Short problem — List every line below containing "watermark".

Given records —
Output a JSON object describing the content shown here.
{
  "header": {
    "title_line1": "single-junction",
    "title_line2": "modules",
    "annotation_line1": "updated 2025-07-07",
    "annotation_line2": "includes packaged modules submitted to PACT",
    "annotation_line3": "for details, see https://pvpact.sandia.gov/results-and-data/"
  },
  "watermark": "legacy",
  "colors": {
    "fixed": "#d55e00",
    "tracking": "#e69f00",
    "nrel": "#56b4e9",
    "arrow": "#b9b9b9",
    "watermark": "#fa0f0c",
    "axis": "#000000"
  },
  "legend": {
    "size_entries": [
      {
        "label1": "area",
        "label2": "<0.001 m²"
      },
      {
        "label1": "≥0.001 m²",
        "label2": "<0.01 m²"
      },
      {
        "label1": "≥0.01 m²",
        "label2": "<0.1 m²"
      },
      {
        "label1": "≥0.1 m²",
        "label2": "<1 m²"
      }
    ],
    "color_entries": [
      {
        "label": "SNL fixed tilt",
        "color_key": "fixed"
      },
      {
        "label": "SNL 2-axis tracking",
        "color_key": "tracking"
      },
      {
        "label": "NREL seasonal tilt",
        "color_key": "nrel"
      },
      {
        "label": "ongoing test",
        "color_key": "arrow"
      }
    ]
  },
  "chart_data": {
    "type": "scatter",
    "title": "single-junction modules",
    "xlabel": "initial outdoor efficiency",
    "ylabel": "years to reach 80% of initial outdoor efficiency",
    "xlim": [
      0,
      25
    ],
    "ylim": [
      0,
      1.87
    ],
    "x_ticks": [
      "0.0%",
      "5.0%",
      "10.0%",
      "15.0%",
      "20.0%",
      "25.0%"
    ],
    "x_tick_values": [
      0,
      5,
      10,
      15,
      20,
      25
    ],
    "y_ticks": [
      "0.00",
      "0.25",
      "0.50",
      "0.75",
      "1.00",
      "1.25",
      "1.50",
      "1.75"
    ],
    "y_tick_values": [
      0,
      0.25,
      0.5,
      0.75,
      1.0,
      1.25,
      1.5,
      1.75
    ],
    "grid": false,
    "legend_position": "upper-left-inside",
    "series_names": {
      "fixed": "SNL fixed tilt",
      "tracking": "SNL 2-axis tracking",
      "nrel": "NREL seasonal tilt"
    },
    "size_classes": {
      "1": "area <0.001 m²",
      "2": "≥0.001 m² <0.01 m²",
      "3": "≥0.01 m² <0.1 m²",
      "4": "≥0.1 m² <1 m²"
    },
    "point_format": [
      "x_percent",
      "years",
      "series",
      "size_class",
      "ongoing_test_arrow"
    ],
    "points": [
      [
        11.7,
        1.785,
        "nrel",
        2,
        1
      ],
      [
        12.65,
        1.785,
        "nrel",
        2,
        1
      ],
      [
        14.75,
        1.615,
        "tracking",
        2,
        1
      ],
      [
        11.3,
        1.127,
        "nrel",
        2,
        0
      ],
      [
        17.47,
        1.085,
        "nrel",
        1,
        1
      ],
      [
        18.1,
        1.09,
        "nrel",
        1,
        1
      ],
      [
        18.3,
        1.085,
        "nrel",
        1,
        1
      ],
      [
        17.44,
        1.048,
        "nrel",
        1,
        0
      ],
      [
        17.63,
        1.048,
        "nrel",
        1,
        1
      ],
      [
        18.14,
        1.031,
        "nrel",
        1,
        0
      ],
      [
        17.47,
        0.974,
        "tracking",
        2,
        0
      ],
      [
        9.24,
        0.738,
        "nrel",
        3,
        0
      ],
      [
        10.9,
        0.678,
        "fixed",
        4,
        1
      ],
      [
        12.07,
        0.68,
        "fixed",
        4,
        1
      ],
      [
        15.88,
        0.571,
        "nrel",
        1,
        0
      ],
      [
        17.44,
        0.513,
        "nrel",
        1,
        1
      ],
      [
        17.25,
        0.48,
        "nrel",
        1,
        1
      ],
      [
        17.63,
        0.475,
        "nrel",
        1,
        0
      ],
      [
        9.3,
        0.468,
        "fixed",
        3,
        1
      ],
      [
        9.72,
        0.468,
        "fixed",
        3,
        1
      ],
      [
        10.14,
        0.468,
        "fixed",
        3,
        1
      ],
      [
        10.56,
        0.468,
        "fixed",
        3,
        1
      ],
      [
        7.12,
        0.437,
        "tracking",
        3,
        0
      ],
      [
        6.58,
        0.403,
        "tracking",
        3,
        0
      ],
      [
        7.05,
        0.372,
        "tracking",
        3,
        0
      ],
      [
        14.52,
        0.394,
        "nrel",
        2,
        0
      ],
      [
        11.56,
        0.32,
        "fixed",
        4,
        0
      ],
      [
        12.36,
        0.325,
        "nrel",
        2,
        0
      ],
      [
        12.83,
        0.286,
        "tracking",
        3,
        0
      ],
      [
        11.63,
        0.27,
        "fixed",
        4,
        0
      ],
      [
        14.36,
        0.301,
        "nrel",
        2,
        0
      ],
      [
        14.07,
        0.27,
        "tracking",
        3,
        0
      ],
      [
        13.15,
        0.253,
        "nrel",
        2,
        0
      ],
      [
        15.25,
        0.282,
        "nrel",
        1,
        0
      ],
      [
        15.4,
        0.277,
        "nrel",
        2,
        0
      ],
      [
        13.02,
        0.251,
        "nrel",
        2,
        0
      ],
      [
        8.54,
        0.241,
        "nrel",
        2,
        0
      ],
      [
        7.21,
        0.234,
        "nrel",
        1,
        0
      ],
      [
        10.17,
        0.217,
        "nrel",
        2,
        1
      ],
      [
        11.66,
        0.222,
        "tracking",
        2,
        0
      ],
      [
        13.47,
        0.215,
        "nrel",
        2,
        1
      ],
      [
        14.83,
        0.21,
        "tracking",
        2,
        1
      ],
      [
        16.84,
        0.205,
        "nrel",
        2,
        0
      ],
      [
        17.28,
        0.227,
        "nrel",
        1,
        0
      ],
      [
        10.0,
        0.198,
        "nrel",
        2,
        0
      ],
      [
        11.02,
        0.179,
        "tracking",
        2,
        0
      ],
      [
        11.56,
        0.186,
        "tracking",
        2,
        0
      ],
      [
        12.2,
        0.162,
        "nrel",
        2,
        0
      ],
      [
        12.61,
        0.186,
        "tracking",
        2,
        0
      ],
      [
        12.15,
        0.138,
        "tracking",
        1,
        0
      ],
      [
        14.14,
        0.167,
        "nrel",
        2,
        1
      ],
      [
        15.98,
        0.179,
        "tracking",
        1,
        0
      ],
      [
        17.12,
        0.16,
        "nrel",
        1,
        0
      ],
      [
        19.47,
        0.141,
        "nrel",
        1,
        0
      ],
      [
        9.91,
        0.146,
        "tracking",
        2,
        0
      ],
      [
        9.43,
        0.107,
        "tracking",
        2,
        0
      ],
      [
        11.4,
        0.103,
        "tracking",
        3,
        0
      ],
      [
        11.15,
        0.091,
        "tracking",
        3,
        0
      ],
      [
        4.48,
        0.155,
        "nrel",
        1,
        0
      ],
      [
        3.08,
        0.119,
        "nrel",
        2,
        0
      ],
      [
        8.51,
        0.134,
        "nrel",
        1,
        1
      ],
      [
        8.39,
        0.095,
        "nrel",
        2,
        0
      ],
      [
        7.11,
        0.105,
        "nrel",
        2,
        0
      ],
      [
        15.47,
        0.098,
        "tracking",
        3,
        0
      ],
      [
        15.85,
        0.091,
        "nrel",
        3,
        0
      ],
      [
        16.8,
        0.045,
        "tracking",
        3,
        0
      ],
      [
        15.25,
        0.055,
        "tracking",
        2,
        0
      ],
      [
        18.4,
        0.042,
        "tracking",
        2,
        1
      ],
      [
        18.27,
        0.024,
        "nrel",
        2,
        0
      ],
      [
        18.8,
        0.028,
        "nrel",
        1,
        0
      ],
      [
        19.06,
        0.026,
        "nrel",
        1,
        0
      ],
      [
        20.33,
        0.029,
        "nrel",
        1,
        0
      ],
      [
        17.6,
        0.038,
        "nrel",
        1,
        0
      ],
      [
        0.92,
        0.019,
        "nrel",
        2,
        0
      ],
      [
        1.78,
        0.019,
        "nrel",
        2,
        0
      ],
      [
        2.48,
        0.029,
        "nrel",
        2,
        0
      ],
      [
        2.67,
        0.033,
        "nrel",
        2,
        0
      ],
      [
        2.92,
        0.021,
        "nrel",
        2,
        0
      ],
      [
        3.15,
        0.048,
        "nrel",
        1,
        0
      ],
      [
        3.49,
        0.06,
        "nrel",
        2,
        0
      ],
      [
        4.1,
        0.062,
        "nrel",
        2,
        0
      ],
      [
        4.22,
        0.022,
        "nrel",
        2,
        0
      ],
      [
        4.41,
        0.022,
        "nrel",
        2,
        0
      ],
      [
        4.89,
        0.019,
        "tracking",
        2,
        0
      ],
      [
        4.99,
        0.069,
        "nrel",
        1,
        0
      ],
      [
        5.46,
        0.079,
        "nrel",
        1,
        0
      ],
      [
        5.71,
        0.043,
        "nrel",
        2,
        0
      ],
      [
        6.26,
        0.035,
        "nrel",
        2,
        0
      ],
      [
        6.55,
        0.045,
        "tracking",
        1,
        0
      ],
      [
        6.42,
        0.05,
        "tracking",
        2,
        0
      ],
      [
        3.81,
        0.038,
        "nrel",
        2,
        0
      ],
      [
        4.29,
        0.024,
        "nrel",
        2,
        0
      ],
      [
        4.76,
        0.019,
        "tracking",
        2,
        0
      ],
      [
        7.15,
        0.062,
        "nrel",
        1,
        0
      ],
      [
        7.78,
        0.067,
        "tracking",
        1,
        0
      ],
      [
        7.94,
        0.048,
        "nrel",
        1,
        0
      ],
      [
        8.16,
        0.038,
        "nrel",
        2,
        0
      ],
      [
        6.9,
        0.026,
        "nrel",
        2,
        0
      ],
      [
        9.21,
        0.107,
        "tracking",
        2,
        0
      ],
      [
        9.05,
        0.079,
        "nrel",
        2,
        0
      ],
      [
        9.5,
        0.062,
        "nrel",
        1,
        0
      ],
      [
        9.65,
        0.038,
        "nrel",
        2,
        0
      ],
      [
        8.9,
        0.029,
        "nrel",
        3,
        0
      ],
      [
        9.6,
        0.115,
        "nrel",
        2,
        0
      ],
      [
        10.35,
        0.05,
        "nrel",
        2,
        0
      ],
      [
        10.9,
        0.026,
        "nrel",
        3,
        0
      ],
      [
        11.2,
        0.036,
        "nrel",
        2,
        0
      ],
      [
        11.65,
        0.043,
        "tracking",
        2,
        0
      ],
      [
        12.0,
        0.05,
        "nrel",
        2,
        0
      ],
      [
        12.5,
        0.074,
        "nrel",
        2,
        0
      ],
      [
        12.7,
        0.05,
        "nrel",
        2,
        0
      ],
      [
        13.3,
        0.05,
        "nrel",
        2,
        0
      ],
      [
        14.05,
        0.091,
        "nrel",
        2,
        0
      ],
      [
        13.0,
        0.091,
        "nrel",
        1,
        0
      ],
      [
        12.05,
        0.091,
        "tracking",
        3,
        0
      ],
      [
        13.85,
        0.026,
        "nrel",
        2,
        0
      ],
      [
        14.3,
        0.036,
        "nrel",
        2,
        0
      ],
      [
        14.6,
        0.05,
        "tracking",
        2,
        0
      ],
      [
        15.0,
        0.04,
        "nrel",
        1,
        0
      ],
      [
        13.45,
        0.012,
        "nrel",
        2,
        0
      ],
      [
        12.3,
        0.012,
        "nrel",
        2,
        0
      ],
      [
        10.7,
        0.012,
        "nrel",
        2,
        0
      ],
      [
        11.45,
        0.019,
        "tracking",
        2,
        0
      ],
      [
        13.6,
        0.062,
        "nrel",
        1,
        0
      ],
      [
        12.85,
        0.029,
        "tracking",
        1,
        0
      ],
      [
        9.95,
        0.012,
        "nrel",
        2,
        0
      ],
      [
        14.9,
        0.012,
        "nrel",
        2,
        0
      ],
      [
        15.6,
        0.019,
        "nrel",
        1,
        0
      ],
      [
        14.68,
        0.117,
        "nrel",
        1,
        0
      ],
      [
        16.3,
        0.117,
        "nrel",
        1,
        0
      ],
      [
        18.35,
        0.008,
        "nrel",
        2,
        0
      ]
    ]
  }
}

Written answer —
  "watermark": "legacy",
    "watermark": "#fa0f0c",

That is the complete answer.